(To do):
Write the next part of the excerpt about empaths and unpaid emotion work, picking up right after its final sentence.

(Excerpt to read):
All of the skills and practices in this book will help empaths and unpaid emotion workers learn what emotions are, how they work, and how to work with them. I developed these empathic skills specifically to make emotion work less taxing: the self-soothing skills address burnout directly; boundary setting and thresholding help empaths develop a sense of privacy, so that their emotion work can become intentional rather than reflexive; and Burning Contracts and Conscious Complaining help empaths address and unload the incredible amount of emotional baggage they carry for others. In addition, these two skills have another vital purpose. Since so many empathic activities occur in the unheralded, unnoticed, yet absolutely crucial area of emotion work, both of these imaginal skills help you bring these seemingly ephemeral empathic behaviors into visual, verbal, and tangible form so you can identify, separate from, and change those behaviors.

Conscious Complaining can help you get to the core of what's bothering you, and Burning Contracts can help you treat your emotion work as a choice rather than as your destiny. When you can visualize or make tangible the persona you've donned as an unpaid emotion worker, you can burn your contracts with that persona and make way for a new, more intentional, and
more comfortable approach. You can still do emotion work, and you can still be an empath, but your empathic mindfulness skills will help you do so on your own terms.

IDENTIFYING YOUR OWN EMOTION WORK

What kind of emotion work do you do? Is it stated as part of your job description? (Also, do your friends, mate, and family openly acknowledge your emotion work?) Are you doing any emotion work for a colleague, such as soothing tempers if your colleague blows up, translating for your colleague when others don't understand her behavior or her needs, or taking the lead if another colleague cannot speak up on his own? Are you mediating between family members, translating emotions for friends, or working hard to keep your mate happy, even though your own needs are going untended? What emotion work do you do? Is it being recognized? Is it working for you? And in the larger empathic sense, is it working for other people?

Specifically, how much emotion work are you doing in the area of happiness creation? Is it all right with you when other people feel angry, or do you often try to soothe anger away? Have you become a kind of portable rejuvenation and resourcing station for angry people? If so, could you be training people how
not
to set boundaries for themselves and how
not
to develop their own self-soothing skills?

Do you allow people to feel appropriate shame so that they can learn how to moderate their own behavior, or do you soothe shame away as well? Can you allow people to feel anxiety that may help them get their work done, or do you step in and help them complete the tasks they've been procrastinating about? Are
all
emotions safe in your presence, or are you actually helping people remain emotionally unskilled in the presence of difficult emotions?

(Information supplied):

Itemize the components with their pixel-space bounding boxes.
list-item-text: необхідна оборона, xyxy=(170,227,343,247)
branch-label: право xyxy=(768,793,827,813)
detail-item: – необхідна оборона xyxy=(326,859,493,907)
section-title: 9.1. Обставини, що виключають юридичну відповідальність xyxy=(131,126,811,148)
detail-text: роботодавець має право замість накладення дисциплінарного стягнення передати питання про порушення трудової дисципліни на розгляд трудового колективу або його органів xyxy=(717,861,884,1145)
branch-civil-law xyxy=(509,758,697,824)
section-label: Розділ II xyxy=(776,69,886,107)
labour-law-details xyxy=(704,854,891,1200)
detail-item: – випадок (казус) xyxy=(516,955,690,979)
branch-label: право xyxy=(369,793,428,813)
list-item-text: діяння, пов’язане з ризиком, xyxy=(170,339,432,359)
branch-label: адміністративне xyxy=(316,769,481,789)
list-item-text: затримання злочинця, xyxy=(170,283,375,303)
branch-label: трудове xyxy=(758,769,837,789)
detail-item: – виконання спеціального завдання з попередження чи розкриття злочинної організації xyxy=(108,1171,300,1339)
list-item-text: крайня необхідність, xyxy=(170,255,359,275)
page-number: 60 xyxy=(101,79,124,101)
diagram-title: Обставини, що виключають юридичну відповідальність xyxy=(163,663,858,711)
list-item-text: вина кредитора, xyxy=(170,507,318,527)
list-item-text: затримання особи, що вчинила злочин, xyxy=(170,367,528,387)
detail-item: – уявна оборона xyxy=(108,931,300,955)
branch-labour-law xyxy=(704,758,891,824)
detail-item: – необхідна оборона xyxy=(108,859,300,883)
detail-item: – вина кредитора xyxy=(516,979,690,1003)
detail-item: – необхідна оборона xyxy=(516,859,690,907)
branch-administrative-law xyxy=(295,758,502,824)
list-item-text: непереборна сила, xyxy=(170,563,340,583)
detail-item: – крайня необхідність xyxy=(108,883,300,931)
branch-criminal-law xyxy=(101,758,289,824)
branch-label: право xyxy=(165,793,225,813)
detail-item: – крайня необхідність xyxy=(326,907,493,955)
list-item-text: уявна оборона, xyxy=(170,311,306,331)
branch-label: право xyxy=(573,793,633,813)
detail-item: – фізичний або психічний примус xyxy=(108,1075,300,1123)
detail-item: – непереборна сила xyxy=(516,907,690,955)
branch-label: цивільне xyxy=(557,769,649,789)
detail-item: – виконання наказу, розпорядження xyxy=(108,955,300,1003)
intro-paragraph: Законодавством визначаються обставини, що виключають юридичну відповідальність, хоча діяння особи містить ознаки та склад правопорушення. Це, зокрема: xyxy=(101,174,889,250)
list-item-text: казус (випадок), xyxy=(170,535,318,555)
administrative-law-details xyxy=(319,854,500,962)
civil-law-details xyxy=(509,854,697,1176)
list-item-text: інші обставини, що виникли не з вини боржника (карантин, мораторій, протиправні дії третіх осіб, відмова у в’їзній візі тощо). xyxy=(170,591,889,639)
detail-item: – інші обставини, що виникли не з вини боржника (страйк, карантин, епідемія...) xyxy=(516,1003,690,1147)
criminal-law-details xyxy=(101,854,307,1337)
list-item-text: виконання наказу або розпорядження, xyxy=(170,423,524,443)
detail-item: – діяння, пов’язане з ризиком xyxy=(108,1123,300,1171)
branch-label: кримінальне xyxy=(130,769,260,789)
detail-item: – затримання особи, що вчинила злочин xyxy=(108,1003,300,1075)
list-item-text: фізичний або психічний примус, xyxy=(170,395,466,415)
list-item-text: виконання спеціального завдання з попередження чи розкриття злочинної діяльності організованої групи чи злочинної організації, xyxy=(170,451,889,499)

(Answer for the task):
As you examine your own emotion work, check in with any valencing you might be imposing upon the emotions of others. In the workplace, enforced empathy often means that you have to keep everyone calm and happy at all times—very few other emotions are welcome. This enforced reduction of emotional awareness has pretty troubling consequences for the workplace as an entity, but it also has troubling consequences for you and your coworkers.

As you observe and improve your physical workspace and your thresholding, think about creating protected areas, times, or practices (such as Conscious Complaining with a Partner) where you and your colleagues can be whole and skillful emotional beings, and not merely emotion work robots.
It's a gift to help people experience their real emotions—to feel the way they feel—and to support them in developing
their own
emotional skills. That's good emotion work, if you can get it!

HIERARCHIES, MERITOCRACIES, AND HIDDEN POWER STRUCTURES AT WORK

Empathically speaking, I love to observe the power differentials in the stated organizational structure of a business—from the owners or the board of directors at the top to the management at the middle to the workers at the bottom. On paper, the power structure is clearly hierarchical; and yet in the real world, you'll often find that the power structure actually exists in a
meritocracy
that the workers themselves create so that they can get their work done. A meritocracy is an organizational structure that places the most talented people in key positions because they
merit
those positions. They didn't get there through family connections, they didn't get promoted past their ability level, and they're actually awesomely good at their work and fully merit the position they have.
55
Most businesses dream of being meritocracies, and most HR departments hope to create meritocracies through effective hiring practices and employee training initiatives. But as we've all seen, many things get in the way of those hopes and dreams.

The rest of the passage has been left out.